* start RECORD EXTRACTS *

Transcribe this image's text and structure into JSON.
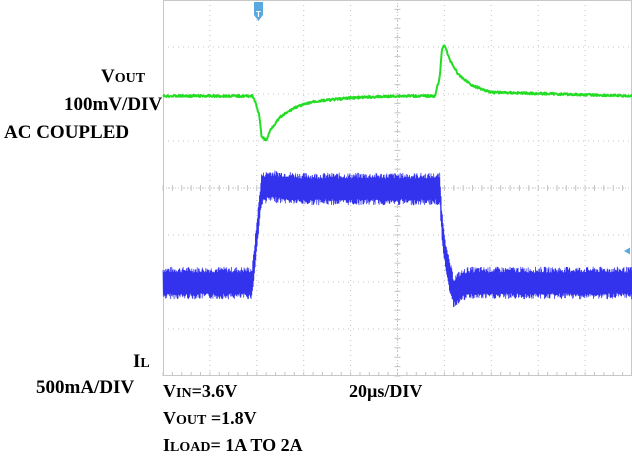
{
  "chart_data": {
    "type": "line",
    "x_unit": "µs",
    "x_per_div": 20,
    "x_range": [
      0,
      200
    ],
    "x_divisions": 10,
    "y_divisions": 8,
    "grid": true,
    "trigger_marker": "T",
    "channels": [
      {
        "name": "VOUT",
        "label_main": "V",
        "label_sub": "OUT",
        "scale": "100mV/DIV",
        "coupling": "AC COUPLED",
        "color": "#22dd22",
        "y_unit": "mV",
        "x": [
          0,
          20,
          38,
          39,
          41,
          42,
          44,
          46,
          50,
          56,
          64,
          80,
          100,
          114,
          116,
          118,
          119,
          120,
          122,
          126,
          132,
          140,
          200
        ],
        "y": [
          0,
          0,
          0,
          -8,
          -40,
          -85,
          -95,
          -70,
          -45,
          -25,
          -12,
          -4,
          0,
          0,
          0,
          40,
          100,
          110,
          80,
          45,
          22,
          8,
          0
        ]
      },
      {
        "name": "IL",
        "label_main": "I",
        "label_sub": "L",
        "scale": "500mA/DIV",
        "color": "#3333ee",
        "y_unit": "A",
        "x": [
          0,
          20,
          38,
          40,
          42,
          45,
          60,
          100,
          118,
          119,
          121,
          124,
          126,
          130,
          140,
          200
        ],
        "y": [
          1.0,
          1.0,
          1.0,
          1.5,
          2.0,
          2.03,
          2.0,
          2.0,
          2.0,
          1.6,
          1.2,
          0.9,
          0.95,
          1.0,
          1.0,
          1.0
        ]
      }
    ],
    "settings": {
      "vin": {
        "main": "V",
        "sub": "IN",
        "value": "=3.6V"
      },
      "vout": {
        "main": "V",
        "sub": "OUT",
        "value": " =1.8V"
      },
      "iload": {
        "main": "I",
        "sub": "LOAD",
        "value": "= 1A TO 2A"
      },
      "timebase": "20µs/DIV"
    }
  }
}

* end RECORD EXTRACTS *

Leave the pictures out and output the rest of the listing exactly.

### RESPONSE FOR THIS EXERCISE
Transcribe this image's text and structure into JSON.
{
  "chart_data": {
    "type": "line",
    "x_unit": "µs",
    "x_per_div": 20,
    "x_range": [
      0,
      200
    ],
    "x_divisions": 10,
    "y_divisions": 8,
    "grid": true,
    "trigger_marker": "T",
    "channels": [
      {
        "name": "VOUT",
        "label_main": "V",
        "label_sub": "OUT",
        "scale": "100mV/DIV",
        "coupling": "AC COUPLED",
        "color": "#22dd22",
        "y_unit": "mV",
        "x": [
          0,
          20,
          38,
          39,
          41,
          42,
          44,
          46,
          50,
          56,
          64,
          80,
          100,
          114,
          116,
          118,
          119,
          120,
          122,
          126,
          132,
          140,
          200
        ],
        "y": [
          0,
          0,
          0,
          -8,
          -40,
          -85,
          -95,
          -70,
          -45,
          -25,
          -12,
          -4,
          0,
          0,
          0,
          40,
          100,
          110,
          80,
          45,
          22,
          8,
          0
        ]
      },
      {
        "name": "IL",
        "label_main": "I",
        "label_sub": "L",
        "scale": "500mA/DIV",
        "color": "#3333ee",
        "y_unit": "A",
        "x": [
          0,
          20,
          38,
          40,
          42,
          45,
          60,
          100,
          118,
          119,
          121,
          124,
          126,
          130,
          140,
          200
        ],
        "y": [
          1.0,
          1.0,
          1.0,
          1.5,
          2.0,
          2.03,
          2.0,
          2.0,
          2.0,
          1.6,
          1.2,
          0.9,
          0.95,
          1.0,
          1.0,
          1.0
        ]
      }
    ],
    "settings": {
      "vin": {
        "main": "V",
        "sub": "IN",
        "value": "=3.6V"
      },
      "vout": {
        "main": "V",
        "sub": "OUT",
        "value": " =1.8V"
      },
      "iload": {
        "main": "I",
        "sub": "LOAD",
        "value": "= 1A TO 2A"
      },
      "timebase": "20µs/DIV"
    }
  }
}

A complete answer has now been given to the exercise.